» Listed records:
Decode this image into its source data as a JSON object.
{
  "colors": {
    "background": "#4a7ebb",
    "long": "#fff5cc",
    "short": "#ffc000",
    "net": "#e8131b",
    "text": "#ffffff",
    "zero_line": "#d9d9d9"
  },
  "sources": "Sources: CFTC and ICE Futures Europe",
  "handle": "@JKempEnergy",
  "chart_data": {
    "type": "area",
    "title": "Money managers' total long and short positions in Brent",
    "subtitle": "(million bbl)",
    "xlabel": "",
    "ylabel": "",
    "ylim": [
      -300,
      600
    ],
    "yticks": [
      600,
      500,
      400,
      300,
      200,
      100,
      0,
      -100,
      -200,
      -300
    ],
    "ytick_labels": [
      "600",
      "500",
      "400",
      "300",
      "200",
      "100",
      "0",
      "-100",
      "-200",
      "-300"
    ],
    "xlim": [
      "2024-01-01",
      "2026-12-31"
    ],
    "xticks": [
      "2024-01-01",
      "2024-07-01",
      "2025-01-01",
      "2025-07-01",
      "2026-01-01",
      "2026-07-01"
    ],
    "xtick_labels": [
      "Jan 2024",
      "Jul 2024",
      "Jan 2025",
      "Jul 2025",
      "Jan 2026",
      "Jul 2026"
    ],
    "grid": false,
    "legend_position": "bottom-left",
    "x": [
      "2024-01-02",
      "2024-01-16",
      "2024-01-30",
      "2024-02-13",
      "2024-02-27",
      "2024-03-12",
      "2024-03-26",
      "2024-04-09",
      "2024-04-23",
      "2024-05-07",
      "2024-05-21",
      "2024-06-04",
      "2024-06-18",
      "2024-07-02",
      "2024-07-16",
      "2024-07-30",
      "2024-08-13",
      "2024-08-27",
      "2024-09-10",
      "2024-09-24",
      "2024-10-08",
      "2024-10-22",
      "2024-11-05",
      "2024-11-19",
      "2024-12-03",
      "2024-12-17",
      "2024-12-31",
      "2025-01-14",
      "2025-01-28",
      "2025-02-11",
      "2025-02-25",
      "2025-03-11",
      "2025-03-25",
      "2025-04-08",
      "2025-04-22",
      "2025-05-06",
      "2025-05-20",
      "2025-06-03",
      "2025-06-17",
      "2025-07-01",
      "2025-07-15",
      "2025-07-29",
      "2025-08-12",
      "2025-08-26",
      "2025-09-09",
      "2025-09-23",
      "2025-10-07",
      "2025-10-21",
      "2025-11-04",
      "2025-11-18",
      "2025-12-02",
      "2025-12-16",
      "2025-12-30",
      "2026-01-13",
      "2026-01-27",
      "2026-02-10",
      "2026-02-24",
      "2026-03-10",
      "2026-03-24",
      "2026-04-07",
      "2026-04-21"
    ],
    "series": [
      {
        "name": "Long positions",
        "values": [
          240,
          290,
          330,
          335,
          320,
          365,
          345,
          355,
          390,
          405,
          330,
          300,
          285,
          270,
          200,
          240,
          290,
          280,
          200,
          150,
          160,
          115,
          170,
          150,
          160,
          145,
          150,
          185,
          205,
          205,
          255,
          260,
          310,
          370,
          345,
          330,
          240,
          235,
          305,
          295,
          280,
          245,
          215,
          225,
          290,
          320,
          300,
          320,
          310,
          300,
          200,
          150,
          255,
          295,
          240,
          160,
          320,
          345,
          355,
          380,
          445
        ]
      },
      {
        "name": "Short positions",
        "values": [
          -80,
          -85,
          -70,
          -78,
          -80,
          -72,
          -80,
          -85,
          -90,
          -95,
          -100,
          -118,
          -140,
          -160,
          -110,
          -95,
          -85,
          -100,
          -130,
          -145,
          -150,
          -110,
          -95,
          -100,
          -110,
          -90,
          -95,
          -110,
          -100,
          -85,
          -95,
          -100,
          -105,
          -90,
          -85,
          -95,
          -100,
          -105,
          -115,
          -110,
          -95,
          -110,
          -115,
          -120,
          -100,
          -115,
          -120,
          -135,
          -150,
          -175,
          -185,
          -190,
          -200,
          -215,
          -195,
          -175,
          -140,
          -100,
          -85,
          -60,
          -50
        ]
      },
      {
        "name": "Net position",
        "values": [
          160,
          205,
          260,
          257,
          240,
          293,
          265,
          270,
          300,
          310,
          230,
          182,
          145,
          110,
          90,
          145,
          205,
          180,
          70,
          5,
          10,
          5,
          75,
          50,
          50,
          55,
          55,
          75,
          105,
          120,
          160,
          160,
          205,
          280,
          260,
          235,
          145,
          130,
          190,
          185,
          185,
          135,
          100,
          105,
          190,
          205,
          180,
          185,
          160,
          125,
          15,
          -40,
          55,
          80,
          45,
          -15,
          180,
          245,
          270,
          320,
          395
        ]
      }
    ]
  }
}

» What you should do: Exactly reproduce the material above.

» Finished answer:
Decode this image into its source data as a JSON object.
{
  "colors": {
    "background": "#4a7ebb",
    "long": "#fff5cc",
    "short": "#ffc000",
    "net": "#e8131b",
    "text": "#ffffff",
    "zero_line": "#d9d9d9"
  },
  "sources": "Sources: CFTC and ICE Futures Europe",
  "handle": "@JKempEnergy",
  "chart_data": {
    "type": "area",
    "title": "Money managers' total long and short positions in Brent",
    "subtitle": "(million bbl)",
    "xlabel": "",
    "ylabel": "",
    "ylim": [
      -300,
      600
    ],
    "yticks": [
      600,
      500,
      400,
      300,
      200,
      100,
      0,
      -100,
      -200,
      -300
    ],
    "ytick_labels": [
      "600",
      "500",
      "400",
      "300",
      "200",
      "100",
      "0",
      "-100",
      "-200",
      "-300"
    ],
    "xlim": [
      "2024-01-01",
      "2026-12-31"
    ],
    "xticks": [
      "2024-01-01",
      "2024-07-01",
      "2025-01-01",
      "2025-07-01",
      "2026-01-01",
      "2026-07-01"
    ],
    "xtick_labels": [
      "Jan 2024",
      "Jul 2024",
      "Jan 2025",
      "Jul 2025",
      "Jan 2026",
      "Jul 2026"
    ],
    "grid": false,
    "legend_position": "bottom-left",
    "x": [
      "2024-01-02",
      "2024-01-16",
      "2024-01-30",
      "2024-02-13",
      "2024-02-27",
      "2024-03-12",
      "2024-03-26",
      "2024-04-09",
      "2024-04-23",
      "2024-05-07",
      "2024-05-21",
      "2024-06-04",
      "2024-06-18",
      "2024-07-02",
      "2024-07-16",
      "2024-07-30",
      "2024-08-13",
      "2024-08-27",
      "2024-09-10",
      "2024-09-24",
      "2024-10-08",
      "2024-10-22",
      "2024-11-05",
      "2024-11-19",
      "2024-12-03",
      "2024-12-17",
      "2024-12-31",
      "2025-01-14",
      "2025-01-28",
      "2025-02-11",
      "2025-02-25",
      "2025-03-11",
      "2025-03-25",
      "2025-04-08",
      "2025-04-22",
      "2025-05-06",
      "2025-05-20",
      "2025-06-03",
      "2025-06-17",
      "2025-07-01",
      "2025-07-15",
      "2025-07-29",
      "2025-08-12",
      "2025-08-26",
      "2025-09-09",
      "2025-09-23",
      "2025-10-07",
      "2025-10-21",
      "2025-11-04",
      "2025-11-18",
      "2025-12-02",
      "2025-12-16",
      "2025-12-30",
      "2026-01-13",
      "2026-01-27",
      "2026-02-10",
      "2026-02-24",
      "2026-03-10",
      "2026-03-24",
      "2026-04-07",
      "2026-04-21"
    ],
    "series": [
      {
        "name": "Long positions",
        "values": [
          240,
          290,
          330,
          335,
          320,
          365,
          345,
          355,
          390,
          405,
          330,
          300,
          285,
          270,
          200,
          240,
          290,
          280,
          200,
          150,
          160,
          115,
          170,
          150,
          160,
          145,
          150,
          185,
          205,
          205,
          255,
          260,
          310,
          370,
          345,
          330,
          240,
          235,
          305,
          295,
          280,
          245,
          215,
          225,
          290,
          320,
          300,
          320,
          310,
          300,
          200,
          150,
          255,
          295,
          240,
          160,
          320,
          345,
          355,
          380,
          445
        ]
      },
      {
        "name": "Short positions",
        "values": [
          -80,
          -85,
          -70,
          -78,
          -80,
          -72,
          -80,
          -85,
          -90,
          -95,
          -100,
          -118,
          -140,
          -160,
          -110,
          -95,
          -85,
          -100,
          -130,
          -145,
          -150,
          -110,
          -95,
          -100,
          -110,
          -90,
          -95,
          -110,
          -100,
          -85,
          -95,
          -100,
          -105,
          -90,
          -85,
          -95,
          -100,
          -105,
          -115,
          -110,
          -95,
          -110,
          -115,
          -120,
          -100,
          -115,
          -120,
          -135,
          -150,
          -175,
          -185,
          -190,
          -200,
          -215,
          -195,
          -175,
          -140,
          -100,
          -85,
          -60,
          -50
        ]
      },
      {
        "name": "Net position",
        "values": [
          160,
          205,
          260,
          257,
          240,
          293,
          265,
          270,
          300,
          310,
          230,
          182,
          145,
          110,
          90,
          145,
          205,
          180,
          70,
          5,
          10,
          5,
          75,
          50,
          50,
          55,
          55,
          75,
          105,
          120,
          160,
          160,
          205,
          280,
          260,
          235,
          145,
          130,
          190,
          185,
          185,
          135,
          100,
          105,
          190,
          205,
          180,
          185,
          160,
          125,
          15,
          -40,
          55,
          80,
          45,
          -15,
          180,
          245,
          270,
          320,
          395
        ]
      }
    ]
  }
}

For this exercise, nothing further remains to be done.